## Extracted information
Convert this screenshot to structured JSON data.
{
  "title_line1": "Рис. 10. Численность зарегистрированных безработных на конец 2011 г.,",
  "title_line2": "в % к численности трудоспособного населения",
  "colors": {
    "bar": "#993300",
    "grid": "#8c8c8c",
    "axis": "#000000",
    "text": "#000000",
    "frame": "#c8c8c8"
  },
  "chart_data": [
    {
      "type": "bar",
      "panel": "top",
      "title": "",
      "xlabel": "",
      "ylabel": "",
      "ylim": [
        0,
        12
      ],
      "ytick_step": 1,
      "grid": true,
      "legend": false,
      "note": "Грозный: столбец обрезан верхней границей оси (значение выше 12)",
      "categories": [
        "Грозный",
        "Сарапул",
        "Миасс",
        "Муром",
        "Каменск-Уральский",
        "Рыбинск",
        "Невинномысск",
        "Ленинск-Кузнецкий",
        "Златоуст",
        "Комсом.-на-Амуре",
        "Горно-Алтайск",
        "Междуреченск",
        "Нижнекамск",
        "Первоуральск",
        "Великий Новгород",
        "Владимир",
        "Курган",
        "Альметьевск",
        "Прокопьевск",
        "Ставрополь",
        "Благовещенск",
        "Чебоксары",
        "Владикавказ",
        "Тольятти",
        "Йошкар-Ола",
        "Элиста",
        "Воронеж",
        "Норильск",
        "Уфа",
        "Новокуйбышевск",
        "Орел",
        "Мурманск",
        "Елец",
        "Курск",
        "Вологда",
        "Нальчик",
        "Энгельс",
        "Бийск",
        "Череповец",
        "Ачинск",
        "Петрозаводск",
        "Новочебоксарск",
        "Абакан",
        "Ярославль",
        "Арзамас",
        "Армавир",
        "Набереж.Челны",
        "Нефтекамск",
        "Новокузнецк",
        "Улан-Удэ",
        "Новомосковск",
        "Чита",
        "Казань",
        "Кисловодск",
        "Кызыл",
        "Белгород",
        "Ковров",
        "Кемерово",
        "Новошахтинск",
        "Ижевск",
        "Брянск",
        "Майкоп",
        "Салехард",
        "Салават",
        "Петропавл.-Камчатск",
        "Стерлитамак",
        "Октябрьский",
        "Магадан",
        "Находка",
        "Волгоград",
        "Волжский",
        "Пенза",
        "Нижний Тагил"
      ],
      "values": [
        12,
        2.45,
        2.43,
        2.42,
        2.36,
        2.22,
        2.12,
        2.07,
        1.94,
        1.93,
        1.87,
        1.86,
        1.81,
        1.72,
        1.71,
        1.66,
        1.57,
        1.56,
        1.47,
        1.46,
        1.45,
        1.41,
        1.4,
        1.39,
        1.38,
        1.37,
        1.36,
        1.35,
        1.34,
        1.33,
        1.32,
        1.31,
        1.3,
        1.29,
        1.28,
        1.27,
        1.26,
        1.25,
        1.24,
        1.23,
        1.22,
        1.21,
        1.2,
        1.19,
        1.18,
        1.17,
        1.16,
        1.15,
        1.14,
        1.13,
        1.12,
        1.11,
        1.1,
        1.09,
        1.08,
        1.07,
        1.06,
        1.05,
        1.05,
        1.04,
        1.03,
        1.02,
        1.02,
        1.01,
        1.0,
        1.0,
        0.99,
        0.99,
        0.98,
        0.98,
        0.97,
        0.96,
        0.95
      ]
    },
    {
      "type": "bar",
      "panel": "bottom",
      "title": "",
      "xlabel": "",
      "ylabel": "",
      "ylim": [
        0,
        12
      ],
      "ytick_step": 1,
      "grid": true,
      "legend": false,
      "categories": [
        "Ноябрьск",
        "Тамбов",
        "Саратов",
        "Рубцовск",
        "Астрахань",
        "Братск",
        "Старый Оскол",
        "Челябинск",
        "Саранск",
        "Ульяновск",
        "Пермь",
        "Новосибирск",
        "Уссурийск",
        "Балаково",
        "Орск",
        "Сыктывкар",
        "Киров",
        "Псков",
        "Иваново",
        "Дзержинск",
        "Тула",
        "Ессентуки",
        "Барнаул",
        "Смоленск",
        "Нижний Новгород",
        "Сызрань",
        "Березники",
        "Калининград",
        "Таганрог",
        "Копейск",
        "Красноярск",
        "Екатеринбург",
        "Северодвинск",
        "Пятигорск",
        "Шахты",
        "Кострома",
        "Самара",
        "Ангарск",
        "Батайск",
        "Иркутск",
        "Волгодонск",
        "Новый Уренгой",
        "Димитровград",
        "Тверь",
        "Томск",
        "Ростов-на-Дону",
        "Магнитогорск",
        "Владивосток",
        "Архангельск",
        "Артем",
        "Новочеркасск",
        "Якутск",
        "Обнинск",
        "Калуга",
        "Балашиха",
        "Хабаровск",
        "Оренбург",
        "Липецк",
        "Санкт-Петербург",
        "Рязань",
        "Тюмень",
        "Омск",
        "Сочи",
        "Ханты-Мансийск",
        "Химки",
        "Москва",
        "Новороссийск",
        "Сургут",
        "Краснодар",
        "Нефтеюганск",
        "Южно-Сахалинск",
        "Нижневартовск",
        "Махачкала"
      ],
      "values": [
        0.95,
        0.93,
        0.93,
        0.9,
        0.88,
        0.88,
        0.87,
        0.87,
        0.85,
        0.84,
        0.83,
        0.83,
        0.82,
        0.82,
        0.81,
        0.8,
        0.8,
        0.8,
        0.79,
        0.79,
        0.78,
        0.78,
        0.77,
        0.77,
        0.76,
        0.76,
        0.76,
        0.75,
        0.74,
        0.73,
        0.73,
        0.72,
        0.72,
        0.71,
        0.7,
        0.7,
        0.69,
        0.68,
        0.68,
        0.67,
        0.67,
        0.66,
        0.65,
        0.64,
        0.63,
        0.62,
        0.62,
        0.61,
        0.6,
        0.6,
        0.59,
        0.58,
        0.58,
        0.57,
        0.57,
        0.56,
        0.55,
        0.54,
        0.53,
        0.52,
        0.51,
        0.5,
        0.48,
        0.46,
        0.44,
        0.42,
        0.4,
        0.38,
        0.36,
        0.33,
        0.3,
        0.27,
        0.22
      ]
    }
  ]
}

## Requirement
Copy all the records above precisely.

## Correct response
Convert this screenshot to structured JSON data.
{
  "title_line1": "Рис. 10. Численность зарегистрированных безработных на конец 2011 г.,",
  "title_line2": "в % к численности трудоспособного населения",
  "colors": {
    "bar": "#993300",
    "grid": "#8c8c8c",
    "axis": "#000000",
    "text": "#000000",
    "frame": "#c8c8c8"
  },
  "chart_data": [
    {
      "type": "bar",
      "panel": "top",
      "title": "",
      "xlabel": "",
      "ylabel": "",
      "ylim": [
        0,
        12
      ],
      "ytick_step": 1,
      "grid": true,
      "legend": false,
      "note": "Грозный: столбец обрезан верхней границей оси (значение выше 12)",
      "categories": [
        "Грозный",
        "Сарапул",
        "Миасс",
        "Муром",
        "Каменск-Уральский",
        "Рыбинск",
        "Невинномысск",
        "Ленинск-Кузнецкий",
        "Златоуст",
        "Комсом.-на-Амуре",
        "Горно-Алтайск",
        "Междуреченск",
        "Нижнекамск",
        "Первоуральск",
        "Великий Новгород",
        "Владимир",
        "Курган",
        "Альметьевск",
        "Прокопьевск",
        "Ставрополь",
        "Благовещенск",
        "Чебоксары",
        "Владикавказ",
        "Тольятти",
        "Йошкар-Ола",
        "Элиста",
        "Воронеж",
        "Норильск",
        "Уфа",
        "Новокуйбышевск",
        "Орел",
        "Мурманск",
        "Елец",
        "Курск",
        "Вологда",
        "Нальчик",
        "Энгельс",
        "Бийск",
        "Череповец",
        "Ачинск",
        "Петрозаводск",
        "Новочебоксарск",
        "Абакан",
        "Ярославль",
        "Арзамас",
        "Армавир",
        "Набереж.Челны",
        "Нефтекамск",
        "Новокузнецк",
        "Улан-Удэ",
        "Новомосковск",
        "Чита",
        "Казань",
        "Кисловодск",
        "Кызыл",
        "Белгород",
        "Ковров",
        "Кемерово",
        "Новошахтинск",
        "Ижевск",
        "Брянск",
        "Майкоп",
        "Салехард",
        "Салават",
        "Петропавл.-Камчатск",
        "Стерлитамак",
        "Октябрьский",
        "Магадан",
        "Находка",
        "Волгоград",
        "Волжский",
        "Пенза",
        "Нижний Тагил"
      ],
      "values": [
        12,
        2.45,
        2.43,
        2.42,
        2.36,
        2.22,
        2.12,
        2.07,
        1.94,
        1.93,
        1.87,
        1.86,
        1.81,
        1.72,
        1.71,
        1.66,
        1.57,
        1.56,
        1.47,
        1.46,
        1.45,
        1.41,
        1.4,
        1.39,
        1.38,
        1.37,
        1.36,
        1.35,
        1.34,
        1.33,
        1.32,
        1.31,
        1.3,
        1.29,
        1.28,
        1.27,
        1.26,
        1.25,
        1.24,
        1.23,
        1.22,
        1.21,
        1.2,
        1.19,
        1.18,
        1.17,
        1.16,
        1.15,
        1.14,
        1.13,
        1.12,
        1.11,
        1.1,
        1.09,
        1.08,
        1.07,
        1.06,
        1.05,
        1.05,
        1.04,
        1.03,
        1.02,
        1.02,
        1.01,
        1.0,
        1.0,
        0.99,
        0.99,
        0.98,
        0.98,
        0.97,
        0.96,
        0.95
      ]
    },
    {
      "type": "bar",
      "panel": "bottom",
      "title": "",
      "xlabel": "",
      "ylabel": "",
      "ylim": [
        0,
        12
      ],
      "ytick_step": 1,
      "grid": true,
      "legend": false,
      "categories": [
        "Ноябрьск",
        "Тамбов",
        "Саратов",
        "Рубцовск",
        "Астрахань",
        "Братск",
        "Старый Оскол",
        "Челябинск",
        "Саранск",
        "Ульяновск",
        "Пермь",
        "Новосибирск",
        "Уссурийск",
        "Балаково",
        "Орск",
        "Сыктывкар",
        "Киров",
        "Псков",
        "Иваново",
        "Дзержинск",
        "Тула",
        "Ессентуки",
        "Барнаул",
        "Смоленск",
        "Нижний Новгород",
        "Сызрань",
        "Березники",
        "Калининград",
        "Таганрог",
        "Копейск",
        "Красноярск",
        "Екатеринбург",
        "Северодвинск",
        "Пятигорск",
        "Шахты",
        "Кострома",
        "Самара",
        "Ангарск",
        "Батайск",
        "Иркутск",
        "Волгодонск",
        "Новый Уренгой",
        "Димитровград",
        "Тверь",
        "Томск",
        "Ростов-на-Дону",
        "Магнитогорск",
        "Владивосток",
        "Архангельск",
        "Артем",
        "Новочеркасск",
        "Якутск",
        "Обнинск",
        "Калуга",
        "Балашиха",
        "Хабаровск",
        "Оренбург",
        "Липецк",
        "Санкт-Петербург",
        "Рязань",
        "Тюмень",
        "Омск",
        "Сочи",
        "Ханты-Мансийск",
        "Химки",
        "Москва",
        "Новороссийск",
        "Сургут",
        "Краснодар",
        "Нефтеюганск",
        "Южно-Сахалинск",
        "Нижневартовск",
        "Махачкала"
      ],
      "values": [
        0.95,
        0.93,
        0.93,
        0.9,
        0.88,
        0.88,
        0.87,
        0.87,
        0.85,
        0.84,
        0.83,
        0.83,
        0.82,
        0.82,
        0.81,
        0.8,
        0.8,
        0.8,
        0.79,
        0.79,
        0.78,
        0.78,
        0.77,
        0.77,
        0.76,
        0.76,
        0.76,
        0.75,
        0.74,
        0.73,
        0.73,
        0.72,
        0.72,
        0.71,
        0.7,
        0.7,
        0.69,
        0.68,
        0.68,
        0.67,
        0.67,
        0.66,
        0.65,
        0.64,
        0.63,
        0.62,
        0.62,
        0.61,
        0.6,
        0.6,
        0.59,
        0.58,
        0.58,
        0.57,
        0.57,
        0.56,
        0.55,
        0.54,
        0.53,
        0.52,
        0.51,
        0.5,
        0.48,
        0.46,
        0.44,
        0.42,
        0.4,
        0.38,
        0.36,
        0.33,
        0.3,
        0.27,
        0.22
      ]
    }
  ]
}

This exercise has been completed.